◆ Given request: Search the material below for the string "screenshot" and list each line that holds it.

• • • • •

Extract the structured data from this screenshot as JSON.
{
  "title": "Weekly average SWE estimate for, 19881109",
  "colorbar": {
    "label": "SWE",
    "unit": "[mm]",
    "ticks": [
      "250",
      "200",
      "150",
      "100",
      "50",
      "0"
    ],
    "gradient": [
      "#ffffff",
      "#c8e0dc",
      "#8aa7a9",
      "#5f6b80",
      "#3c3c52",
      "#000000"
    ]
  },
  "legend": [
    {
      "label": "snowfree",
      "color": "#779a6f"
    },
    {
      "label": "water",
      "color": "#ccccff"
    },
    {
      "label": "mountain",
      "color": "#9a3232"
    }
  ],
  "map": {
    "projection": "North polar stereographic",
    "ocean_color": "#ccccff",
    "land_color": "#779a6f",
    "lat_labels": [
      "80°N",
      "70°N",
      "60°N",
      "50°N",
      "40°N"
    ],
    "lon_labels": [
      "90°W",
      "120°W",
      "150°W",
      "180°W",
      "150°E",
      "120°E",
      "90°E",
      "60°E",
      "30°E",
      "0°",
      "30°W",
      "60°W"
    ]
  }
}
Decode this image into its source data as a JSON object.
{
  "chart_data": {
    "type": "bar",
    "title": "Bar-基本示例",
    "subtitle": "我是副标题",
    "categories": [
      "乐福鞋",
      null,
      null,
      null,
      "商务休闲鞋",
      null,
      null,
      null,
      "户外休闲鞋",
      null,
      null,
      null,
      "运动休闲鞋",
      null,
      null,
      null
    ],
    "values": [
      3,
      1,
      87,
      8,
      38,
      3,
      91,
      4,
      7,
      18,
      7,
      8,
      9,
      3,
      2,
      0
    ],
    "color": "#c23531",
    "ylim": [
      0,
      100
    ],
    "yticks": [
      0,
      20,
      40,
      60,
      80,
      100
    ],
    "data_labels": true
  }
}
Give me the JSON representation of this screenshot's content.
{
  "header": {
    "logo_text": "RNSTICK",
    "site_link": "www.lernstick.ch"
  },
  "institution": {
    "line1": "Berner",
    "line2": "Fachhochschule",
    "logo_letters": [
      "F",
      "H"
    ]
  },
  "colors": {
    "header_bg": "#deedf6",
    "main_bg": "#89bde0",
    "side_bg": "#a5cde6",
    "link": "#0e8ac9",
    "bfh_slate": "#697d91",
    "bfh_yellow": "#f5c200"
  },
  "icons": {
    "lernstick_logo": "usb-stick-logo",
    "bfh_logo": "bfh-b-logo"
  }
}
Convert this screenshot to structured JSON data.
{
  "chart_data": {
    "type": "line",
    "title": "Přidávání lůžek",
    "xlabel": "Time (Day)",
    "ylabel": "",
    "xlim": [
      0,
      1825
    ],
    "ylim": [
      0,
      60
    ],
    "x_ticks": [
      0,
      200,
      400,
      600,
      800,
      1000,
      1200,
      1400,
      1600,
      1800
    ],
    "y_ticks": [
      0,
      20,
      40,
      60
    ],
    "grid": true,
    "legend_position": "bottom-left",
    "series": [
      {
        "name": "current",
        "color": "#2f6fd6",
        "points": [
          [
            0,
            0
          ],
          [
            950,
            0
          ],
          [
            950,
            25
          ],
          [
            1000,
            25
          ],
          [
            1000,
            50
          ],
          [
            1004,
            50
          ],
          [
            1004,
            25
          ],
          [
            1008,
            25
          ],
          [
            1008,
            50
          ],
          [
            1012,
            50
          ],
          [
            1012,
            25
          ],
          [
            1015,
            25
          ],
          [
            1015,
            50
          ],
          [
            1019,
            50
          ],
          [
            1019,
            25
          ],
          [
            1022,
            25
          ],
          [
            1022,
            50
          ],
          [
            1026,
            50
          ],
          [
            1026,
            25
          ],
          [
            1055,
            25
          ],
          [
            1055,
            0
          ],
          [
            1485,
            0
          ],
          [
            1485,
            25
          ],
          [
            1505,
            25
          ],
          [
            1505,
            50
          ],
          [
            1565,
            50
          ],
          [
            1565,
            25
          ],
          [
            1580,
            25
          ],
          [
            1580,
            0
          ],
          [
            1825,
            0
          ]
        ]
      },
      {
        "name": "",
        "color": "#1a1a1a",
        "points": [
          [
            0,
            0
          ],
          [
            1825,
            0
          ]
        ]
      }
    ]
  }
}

• • • • •

◆ The answer:
Extract the structured data from this screenshot as JSON.
Give me the JSON representation of this screenshot's content.
Convert this screenshot to structured JSON data.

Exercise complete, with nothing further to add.